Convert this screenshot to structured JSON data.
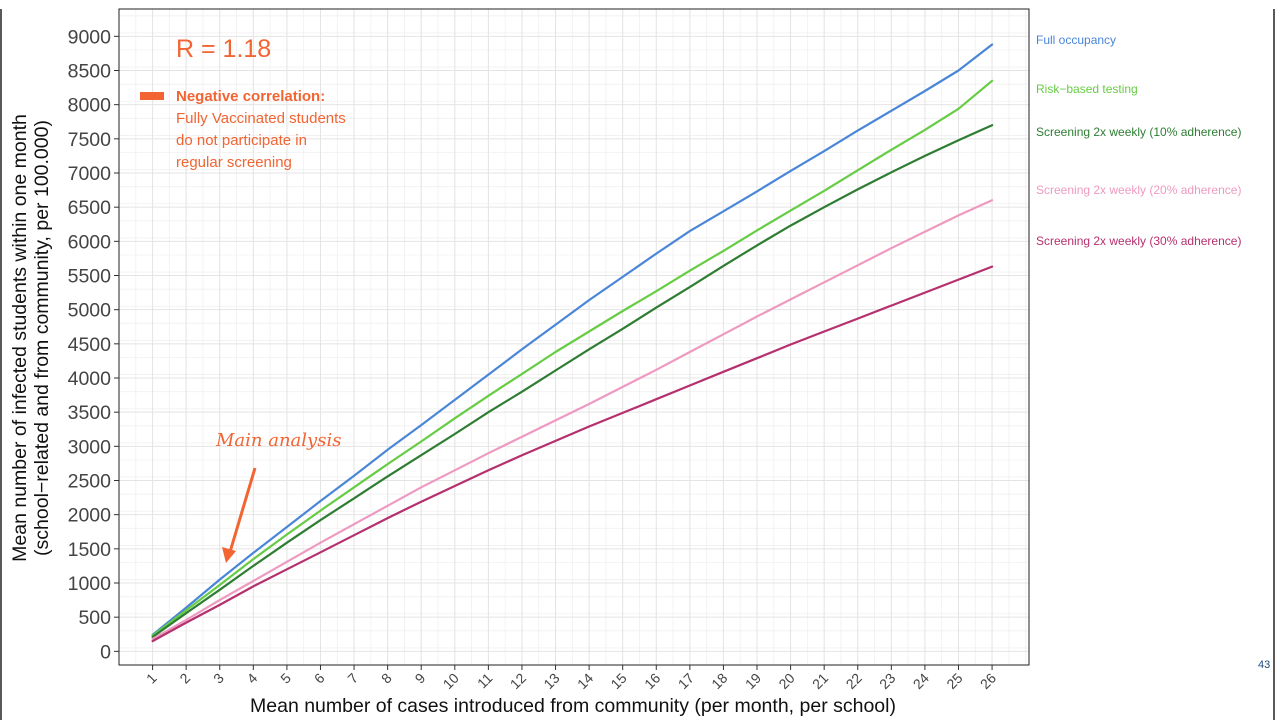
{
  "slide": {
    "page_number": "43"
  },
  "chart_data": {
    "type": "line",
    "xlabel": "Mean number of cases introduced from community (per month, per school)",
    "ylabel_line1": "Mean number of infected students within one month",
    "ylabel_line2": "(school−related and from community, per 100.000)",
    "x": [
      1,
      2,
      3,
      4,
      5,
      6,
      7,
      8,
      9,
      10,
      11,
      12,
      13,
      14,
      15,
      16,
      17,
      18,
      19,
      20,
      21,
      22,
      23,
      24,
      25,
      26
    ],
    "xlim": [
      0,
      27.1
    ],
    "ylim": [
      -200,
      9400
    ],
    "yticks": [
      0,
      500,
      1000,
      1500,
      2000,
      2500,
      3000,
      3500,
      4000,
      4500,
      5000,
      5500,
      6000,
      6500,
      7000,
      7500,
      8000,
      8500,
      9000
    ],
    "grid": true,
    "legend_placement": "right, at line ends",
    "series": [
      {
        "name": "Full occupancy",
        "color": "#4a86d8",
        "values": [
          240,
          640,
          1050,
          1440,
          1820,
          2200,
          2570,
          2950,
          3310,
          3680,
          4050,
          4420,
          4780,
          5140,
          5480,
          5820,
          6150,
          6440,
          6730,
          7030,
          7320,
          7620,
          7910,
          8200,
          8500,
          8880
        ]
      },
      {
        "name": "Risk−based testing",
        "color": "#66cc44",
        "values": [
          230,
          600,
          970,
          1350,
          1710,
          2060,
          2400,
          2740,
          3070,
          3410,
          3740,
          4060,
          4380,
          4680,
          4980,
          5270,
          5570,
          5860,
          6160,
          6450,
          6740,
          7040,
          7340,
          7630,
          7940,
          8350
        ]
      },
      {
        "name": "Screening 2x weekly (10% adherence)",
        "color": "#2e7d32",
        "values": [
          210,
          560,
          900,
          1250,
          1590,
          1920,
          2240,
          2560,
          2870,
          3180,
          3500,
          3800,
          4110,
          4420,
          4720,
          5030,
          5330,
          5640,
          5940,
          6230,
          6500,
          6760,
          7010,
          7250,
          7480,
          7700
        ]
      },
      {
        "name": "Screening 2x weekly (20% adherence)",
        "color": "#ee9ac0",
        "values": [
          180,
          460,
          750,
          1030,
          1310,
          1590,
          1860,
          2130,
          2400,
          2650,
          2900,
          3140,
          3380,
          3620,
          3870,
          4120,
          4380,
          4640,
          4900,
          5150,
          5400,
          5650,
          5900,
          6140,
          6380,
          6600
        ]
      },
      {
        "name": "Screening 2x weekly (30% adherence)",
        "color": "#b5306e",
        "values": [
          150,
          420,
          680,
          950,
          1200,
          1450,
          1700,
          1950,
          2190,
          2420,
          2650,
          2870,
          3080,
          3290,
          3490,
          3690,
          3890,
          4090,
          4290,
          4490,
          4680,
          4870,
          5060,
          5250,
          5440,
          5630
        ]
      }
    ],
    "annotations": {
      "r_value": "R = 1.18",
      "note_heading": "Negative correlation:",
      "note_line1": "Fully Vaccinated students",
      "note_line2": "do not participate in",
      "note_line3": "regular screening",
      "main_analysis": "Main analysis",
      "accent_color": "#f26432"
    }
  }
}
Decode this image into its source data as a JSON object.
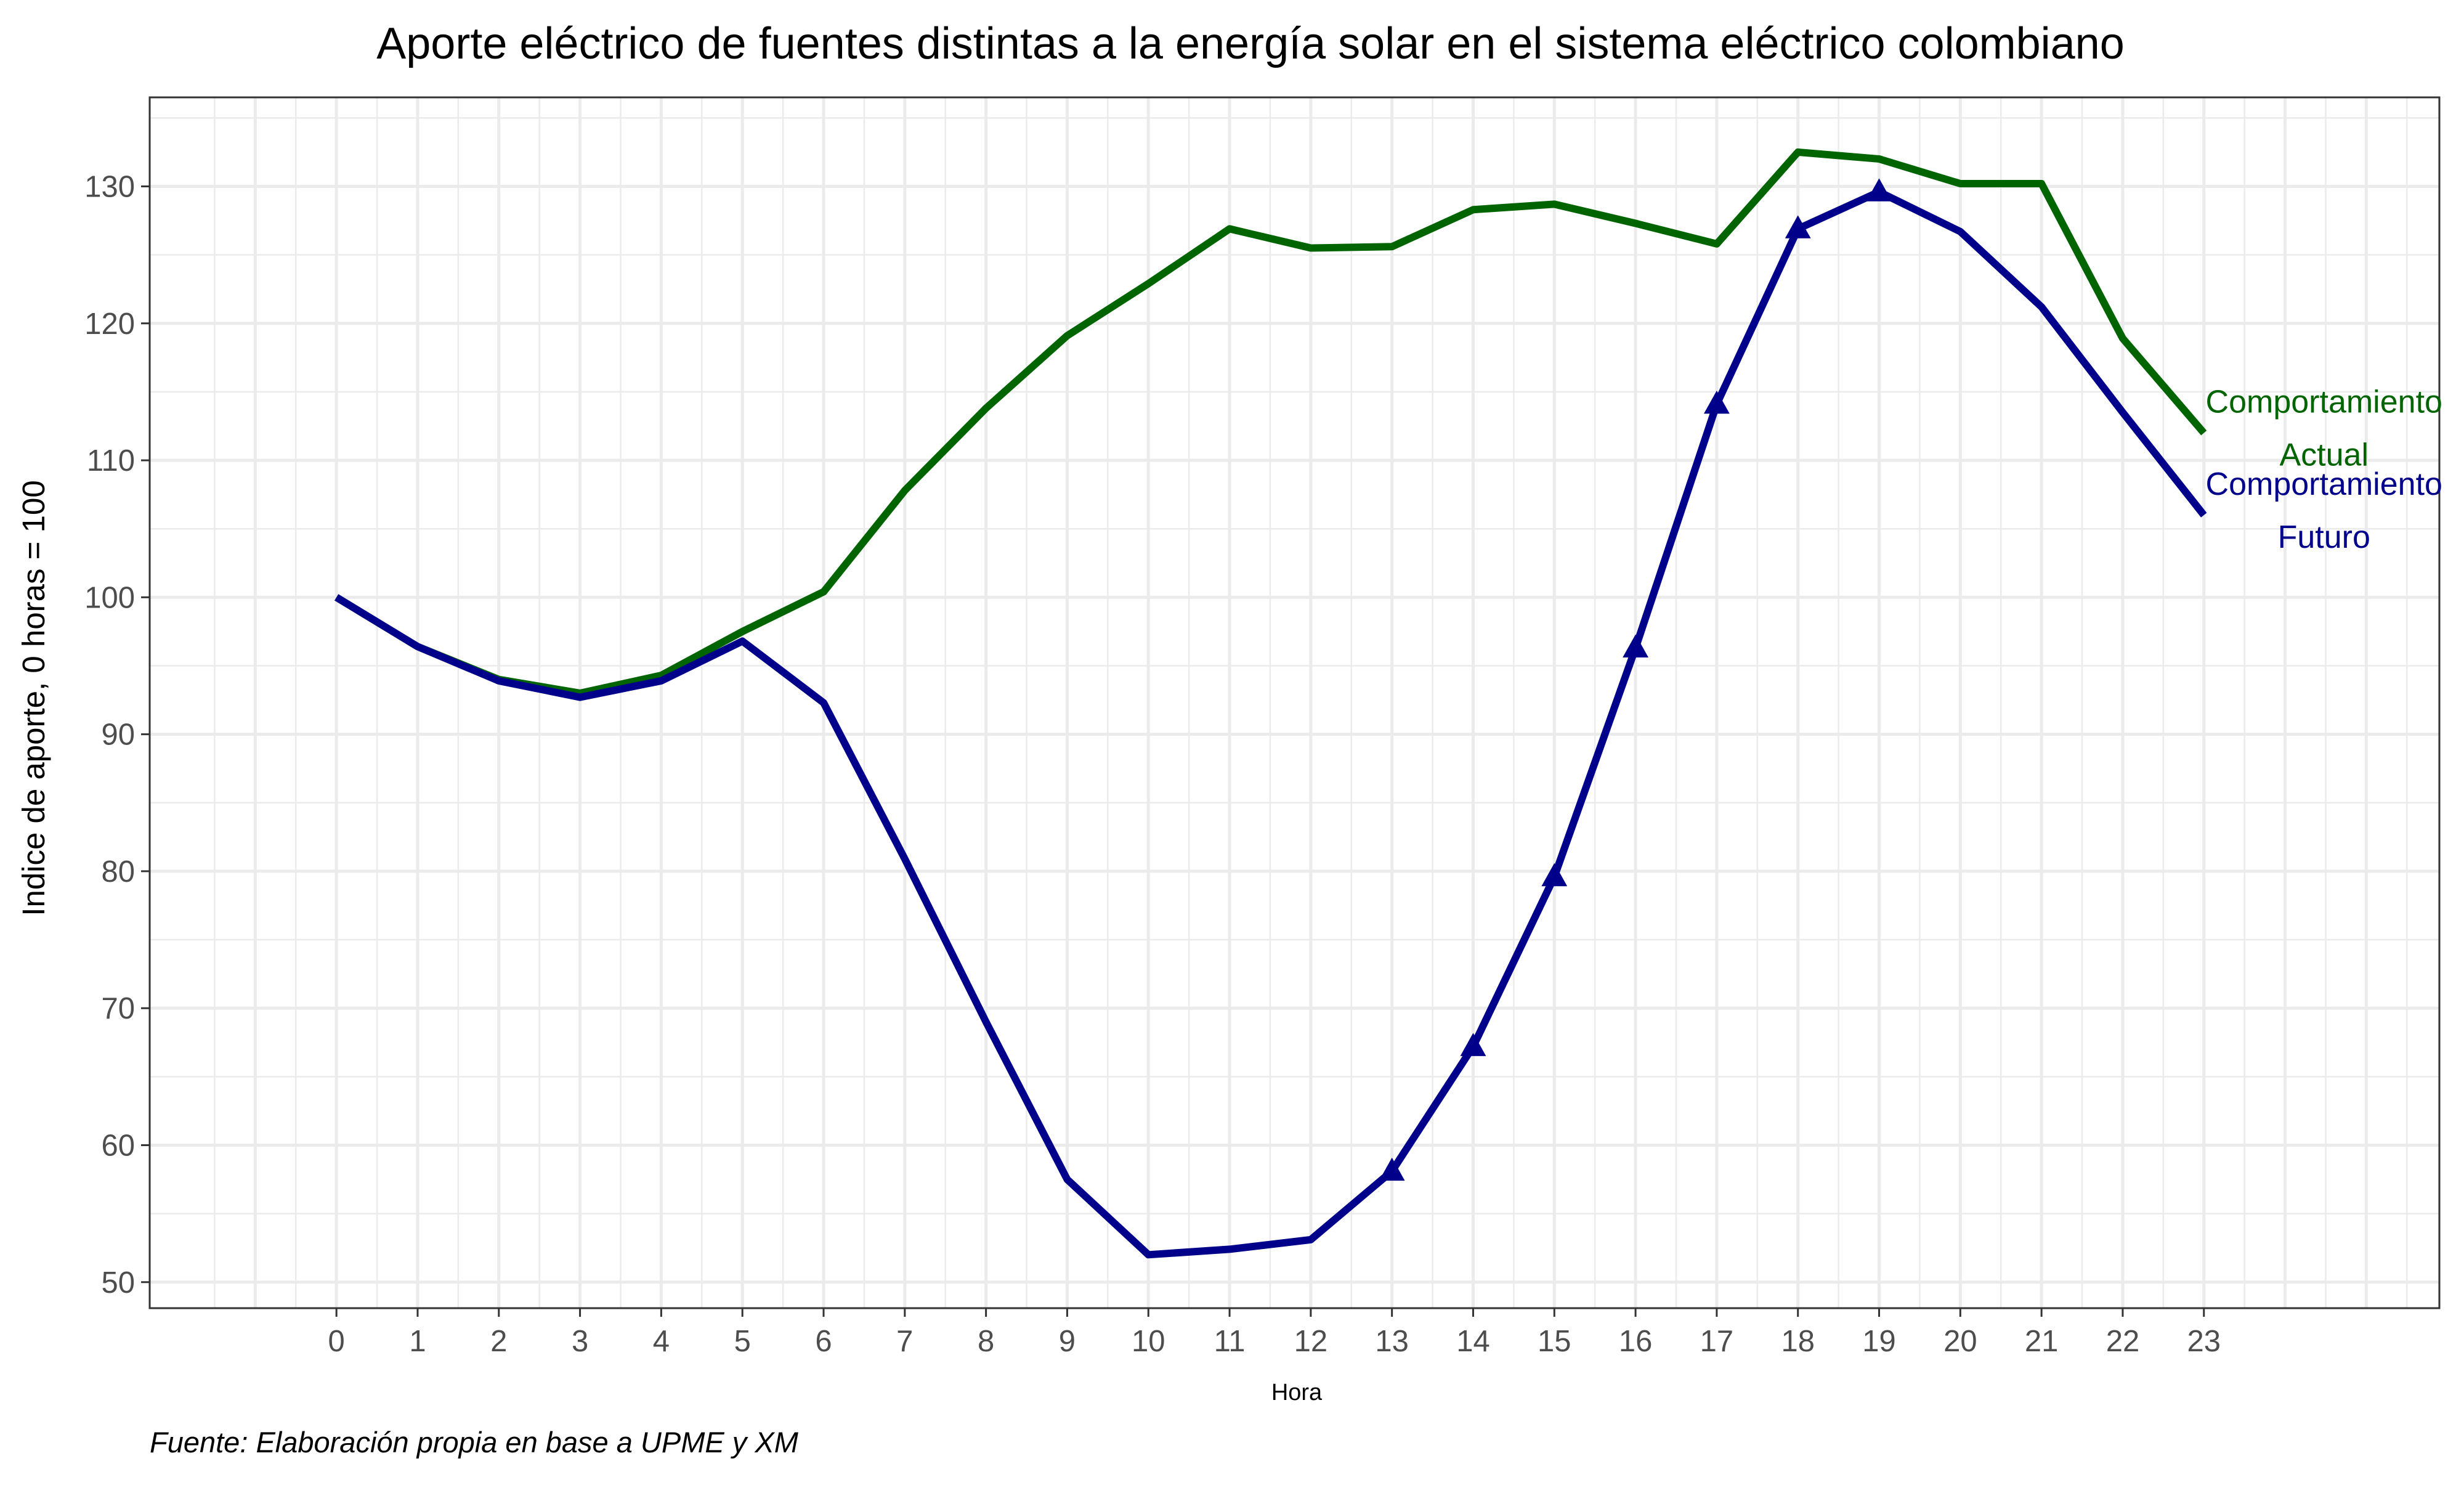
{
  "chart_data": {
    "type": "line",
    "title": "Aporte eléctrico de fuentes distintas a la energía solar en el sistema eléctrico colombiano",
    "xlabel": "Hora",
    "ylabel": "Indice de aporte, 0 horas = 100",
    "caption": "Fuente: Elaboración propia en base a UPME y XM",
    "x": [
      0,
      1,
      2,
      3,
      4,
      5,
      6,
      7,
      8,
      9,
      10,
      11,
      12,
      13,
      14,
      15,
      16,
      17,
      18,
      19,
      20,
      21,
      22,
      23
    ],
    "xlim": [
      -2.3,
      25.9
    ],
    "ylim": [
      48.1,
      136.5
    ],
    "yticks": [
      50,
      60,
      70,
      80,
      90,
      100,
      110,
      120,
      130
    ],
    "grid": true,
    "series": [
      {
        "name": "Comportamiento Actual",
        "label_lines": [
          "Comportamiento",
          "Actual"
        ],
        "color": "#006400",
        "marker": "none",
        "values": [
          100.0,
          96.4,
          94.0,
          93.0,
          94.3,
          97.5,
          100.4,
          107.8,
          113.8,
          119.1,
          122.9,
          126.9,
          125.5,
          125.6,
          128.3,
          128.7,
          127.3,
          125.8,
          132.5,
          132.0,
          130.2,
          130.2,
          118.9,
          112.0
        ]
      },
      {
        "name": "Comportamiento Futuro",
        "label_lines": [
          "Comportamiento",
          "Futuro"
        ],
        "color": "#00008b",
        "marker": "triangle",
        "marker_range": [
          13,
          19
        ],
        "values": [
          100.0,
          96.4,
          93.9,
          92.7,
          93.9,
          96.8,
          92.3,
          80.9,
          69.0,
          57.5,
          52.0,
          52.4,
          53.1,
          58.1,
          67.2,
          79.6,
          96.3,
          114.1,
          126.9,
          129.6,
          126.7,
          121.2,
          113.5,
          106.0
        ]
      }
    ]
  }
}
__________________________________________________
- [Exercise instructions]:
Every record above should be written out again without change, except that the pictures are left out.

- [Result of this task]:
Convert this screenshot to structured JSON data.
{
  "slide": {
    "page_number": "43"
  },
  "chart_data": {
    "type": "line",
    "xlabel": "Mean number of cases introduced from community (per month, per school)",
    "ylabel_line1": "Mean number of infected students within one month",
    "ylabel_line2": "(school−related and from community, per 100.000)",
    "x": [
      1,
      2,
      3,
      4,
      5,
      6,
      7,
      8,
      9,
      10,
      11,
      12,
      13,
      14,
      15,
      16,
      17,
      18,
      19,
      20,
      21,
      22,
      23,
      24,
      25,
      26
    ],
    "xlim": [
      0,
      27.1
    ],
    "ylim": [
      -200,
      9400
    ],
    "yticks": [
      0,
      500,
      1000,
      1500,
      2000,
      2500,
      3000,
      3500,
      4000,
      4500,
      5000,
      5500,
      6000,
      6500,
      7000,
      7500,
      8000,
      8500,
      9000
    ],
    "grid": true,
    "legend_placement": "right, at line ends",
    "series": [
      {
        "name": "Full occupancy",
        "color": "#4a86d8",
        "values": [
          240,
          640,
          1050,
          1440,
          1820,
          2200,
          2570,
          2950,
          3310,
          3680,
          4050,
          4420,
          4780,
          5140,
          5480,
          5820,
          6150,
          6440,
          6730,
          7030,
          7320,
          7620,
          7910,
          8200,
          8500,
          8880
        ]
      },
      {
        "name": "Risk−based testing",
        "color": "#66cc44",
        "values": [
          230,
          600,
          970,
          1350,
          1710,
          2060,
          2400,
          2740,
          3070,
          3410,
          3740,
          4060,
          4380,
          4680,
          4980,
          5270,
          5570,
          5860,
          6160,
          6450,
          6740,
          7040,
          7340,
          7630,
          7940,
          8350
        ]
      },
      {
        "name": "Screening 2x weekly (10% adherence)",
        "color": "#2e7d32",
        "values": [
          210,
          560,
          900,
          1250,
          1590,
          1920,
          2240,
          2560,
          2870,
          3180,
          3500,
          3800,
          4110,
          4420,
          4720,
          5030,
          5330,
          5640,
          5940,
          6230,
          6500,
          6760,
          7010,
          7250,
          7480,
          7700
        ]
      },
      {
        "name": "Screening 2x weekly (20% adherence)",
        "color": "#ee9ac0",
        "values": [
          180,
          460,
          750,
          1030,
          1310,
          1590,
          1860,
          2130,
          2400,
          2650,
          2900,
          3140,
          3380,
          3620,
          3870,
          4120,
          4380,
          4640,
          4900,
          5150,
          5400,
          5650,
          5900,
          6140,
          6380,
          6600
        ]
      },
      {
        "name": "Screening 2x weekly (30% adherence)",
        "color": "#b5306e",
        "values": [
          150,
          420,
          680,
          950,
          1200,
          1450,
          1700,
          1950,
          2190,
          2420,
          2650,
          2870,
          3080,
          3290,
          3490,
          3690,
          3890,
          4090,
          4290,
          4490,
          4680,
          4870,
          5060,
          5250,
          5440,
          5630
        ]
      }
    ],
    "annotations": {
      "r_value": "R = 1.18",
      "note_heading": "Negative correlation:",
      "note_line1": "Fully Vaccinated students",
      "note_line2": "do not participate in",
      "note_line3": "regular screening",
      "main_analysis": "Main analysis",
      "accent_color": "#f26432"
    }
  }
}
Decode this image into its source data as a JSON object.
{
  "chart_data": {
    "type": "line",
    "title": "Aporte eléctrico de fuentes distintas a la energía solar en el sistema eléctrico colombiano",
    "xlabel": "Hora",
    "ylabel": "Indice de aporte, 0 horas = 100",
    "caption": "Fuente: Elaboración propia en base a UPME y XM",
    "x": [
      0,
      1,
      2,
      3,
      4,
      5,
      6,
      7,
      8,
      9,
      10,
      11,
      12,
      13,
      14,
      15,
      16,
      17,
      18,
      19,
      20,
      21,
      22,
      23
    ],
    "xlim": [
      -2.3,
      25.9
    ],
    "ylim": [
      48.1,
      136.5
    ],
    "yticks": [
      50,
      60,
      70,
      80,
      90,
      100,
      110,
      120,
      130
    ],
    "grid": true,
    "series": [
      {
        "name": "Comportamiento Actual",
        "label_lines": [
          "Comportamiento",
          "Actual"
        ],
        "color": "#006400",
        "marker": "none",
        "values": [
          100.0,
          96.4,
          94.0,
          93.0,
          94.3,
          97.5,
          100.4,
          107.8,
          113.8,
          119.1,
          122.9,
          126.9,
          125.5,
          125.6,
          128.3,
          128.7,
          127.3,
          125.8,
          132.5,
          132.0,
          130.2,
          130.2,
          118.9,
          112.0
        ]
      },
      {
        "name": "Comportamiento Futuro",
        "label_lines": [
          "Comportamiento",
          "Futuro"
        ],
        "color": "#00008b",
        "marker": "triangle",
        "marker_range": [
          13,
          19
        ],
        "values": [
          100.0,
          96.4,
          93.9,
          92.7,
          93.9,
          96.8,
          92.3,
          80.9,
          69.0,
          57.5,
          52.0,
          52.4,
          53.1,
          58.1,
          67.2,
          79.6,
          96.3,
          114.1,
          126.9,
          129.6,
          126.7,
          121.2,
          113.5,
          106.0
        ]
      }
    ]
  }
}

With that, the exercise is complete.